[MATERIAL PROVIDED]:
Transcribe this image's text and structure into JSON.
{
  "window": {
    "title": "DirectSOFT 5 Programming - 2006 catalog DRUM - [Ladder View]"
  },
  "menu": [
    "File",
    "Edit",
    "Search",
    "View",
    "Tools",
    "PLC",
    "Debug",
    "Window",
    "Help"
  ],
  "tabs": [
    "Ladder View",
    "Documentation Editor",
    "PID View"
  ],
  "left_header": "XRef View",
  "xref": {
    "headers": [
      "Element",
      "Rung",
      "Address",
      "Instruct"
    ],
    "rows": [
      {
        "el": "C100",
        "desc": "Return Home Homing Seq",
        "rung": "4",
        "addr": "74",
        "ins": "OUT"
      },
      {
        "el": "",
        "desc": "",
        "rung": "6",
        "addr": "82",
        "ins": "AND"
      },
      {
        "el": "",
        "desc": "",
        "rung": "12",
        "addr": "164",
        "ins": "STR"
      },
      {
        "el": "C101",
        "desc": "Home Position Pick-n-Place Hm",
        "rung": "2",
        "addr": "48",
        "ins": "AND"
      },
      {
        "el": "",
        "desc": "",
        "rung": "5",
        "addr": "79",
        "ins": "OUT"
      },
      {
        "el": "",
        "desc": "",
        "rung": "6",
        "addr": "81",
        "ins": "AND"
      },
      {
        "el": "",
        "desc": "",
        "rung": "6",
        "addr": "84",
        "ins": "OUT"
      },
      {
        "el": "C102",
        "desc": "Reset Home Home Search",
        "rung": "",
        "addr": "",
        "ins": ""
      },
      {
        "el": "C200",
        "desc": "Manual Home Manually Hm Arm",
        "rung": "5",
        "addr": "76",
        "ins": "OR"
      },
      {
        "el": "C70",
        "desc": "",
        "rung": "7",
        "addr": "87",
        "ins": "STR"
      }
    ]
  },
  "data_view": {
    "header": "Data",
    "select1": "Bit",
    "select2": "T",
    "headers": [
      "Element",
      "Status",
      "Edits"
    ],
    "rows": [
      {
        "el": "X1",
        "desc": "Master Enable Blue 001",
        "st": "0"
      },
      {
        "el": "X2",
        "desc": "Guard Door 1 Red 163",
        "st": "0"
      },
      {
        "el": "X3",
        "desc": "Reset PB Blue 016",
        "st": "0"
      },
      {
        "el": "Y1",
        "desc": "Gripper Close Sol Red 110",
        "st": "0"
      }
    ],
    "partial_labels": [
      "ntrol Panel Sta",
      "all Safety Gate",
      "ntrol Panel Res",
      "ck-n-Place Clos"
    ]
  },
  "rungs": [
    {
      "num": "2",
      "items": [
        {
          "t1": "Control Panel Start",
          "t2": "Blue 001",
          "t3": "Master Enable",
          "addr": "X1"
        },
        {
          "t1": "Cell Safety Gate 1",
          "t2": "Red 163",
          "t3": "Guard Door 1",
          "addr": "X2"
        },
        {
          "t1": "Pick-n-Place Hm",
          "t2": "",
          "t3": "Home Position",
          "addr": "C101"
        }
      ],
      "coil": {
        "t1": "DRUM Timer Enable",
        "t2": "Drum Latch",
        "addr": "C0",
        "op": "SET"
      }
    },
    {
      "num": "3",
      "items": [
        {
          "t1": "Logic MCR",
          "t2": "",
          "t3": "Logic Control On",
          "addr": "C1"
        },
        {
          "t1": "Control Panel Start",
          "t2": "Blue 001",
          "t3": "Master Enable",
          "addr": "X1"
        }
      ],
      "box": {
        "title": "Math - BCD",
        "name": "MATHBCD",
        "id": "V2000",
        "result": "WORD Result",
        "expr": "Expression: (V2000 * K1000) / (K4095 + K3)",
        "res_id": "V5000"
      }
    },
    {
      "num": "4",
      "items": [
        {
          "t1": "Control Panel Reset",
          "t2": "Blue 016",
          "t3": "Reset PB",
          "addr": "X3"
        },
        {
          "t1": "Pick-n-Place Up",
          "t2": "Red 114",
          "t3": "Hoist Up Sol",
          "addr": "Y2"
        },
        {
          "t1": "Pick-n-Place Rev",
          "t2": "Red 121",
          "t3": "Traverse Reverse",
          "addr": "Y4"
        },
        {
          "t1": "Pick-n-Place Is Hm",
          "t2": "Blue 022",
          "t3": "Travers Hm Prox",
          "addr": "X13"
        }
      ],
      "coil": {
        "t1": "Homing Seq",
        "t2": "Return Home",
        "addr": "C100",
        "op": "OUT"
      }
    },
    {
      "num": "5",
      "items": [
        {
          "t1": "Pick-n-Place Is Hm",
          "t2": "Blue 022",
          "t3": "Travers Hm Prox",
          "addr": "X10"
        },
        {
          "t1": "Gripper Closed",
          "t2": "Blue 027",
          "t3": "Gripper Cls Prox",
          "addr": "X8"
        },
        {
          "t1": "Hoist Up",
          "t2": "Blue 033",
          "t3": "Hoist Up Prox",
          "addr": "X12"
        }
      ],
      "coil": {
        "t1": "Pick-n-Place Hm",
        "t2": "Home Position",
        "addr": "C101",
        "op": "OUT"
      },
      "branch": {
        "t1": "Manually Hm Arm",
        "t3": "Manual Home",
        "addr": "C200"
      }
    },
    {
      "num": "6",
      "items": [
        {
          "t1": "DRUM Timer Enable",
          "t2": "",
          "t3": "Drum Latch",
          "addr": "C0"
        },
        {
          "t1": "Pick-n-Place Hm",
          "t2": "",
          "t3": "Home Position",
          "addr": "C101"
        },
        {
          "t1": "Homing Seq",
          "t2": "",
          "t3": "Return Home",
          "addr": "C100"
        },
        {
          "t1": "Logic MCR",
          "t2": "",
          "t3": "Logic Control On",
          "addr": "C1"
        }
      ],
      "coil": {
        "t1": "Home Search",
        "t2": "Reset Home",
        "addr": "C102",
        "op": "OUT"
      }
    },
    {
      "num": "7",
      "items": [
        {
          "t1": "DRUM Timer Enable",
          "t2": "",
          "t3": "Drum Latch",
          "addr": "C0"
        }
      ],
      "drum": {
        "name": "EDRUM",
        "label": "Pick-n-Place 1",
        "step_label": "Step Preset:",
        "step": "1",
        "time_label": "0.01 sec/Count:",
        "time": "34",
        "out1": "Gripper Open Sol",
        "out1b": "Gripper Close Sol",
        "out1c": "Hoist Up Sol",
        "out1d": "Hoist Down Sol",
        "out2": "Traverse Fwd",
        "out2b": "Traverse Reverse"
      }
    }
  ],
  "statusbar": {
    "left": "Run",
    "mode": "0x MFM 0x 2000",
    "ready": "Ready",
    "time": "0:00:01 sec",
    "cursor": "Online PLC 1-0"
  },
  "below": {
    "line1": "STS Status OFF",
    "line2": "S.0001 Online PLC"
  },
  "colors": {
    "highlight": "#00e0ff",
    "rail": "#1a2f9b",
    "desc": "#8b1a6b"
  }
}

[TO BE DONE]: Within the records above, how many lines include the word "Hoist"? State the number by itself.

[PROBLEM SOLUTION]: 5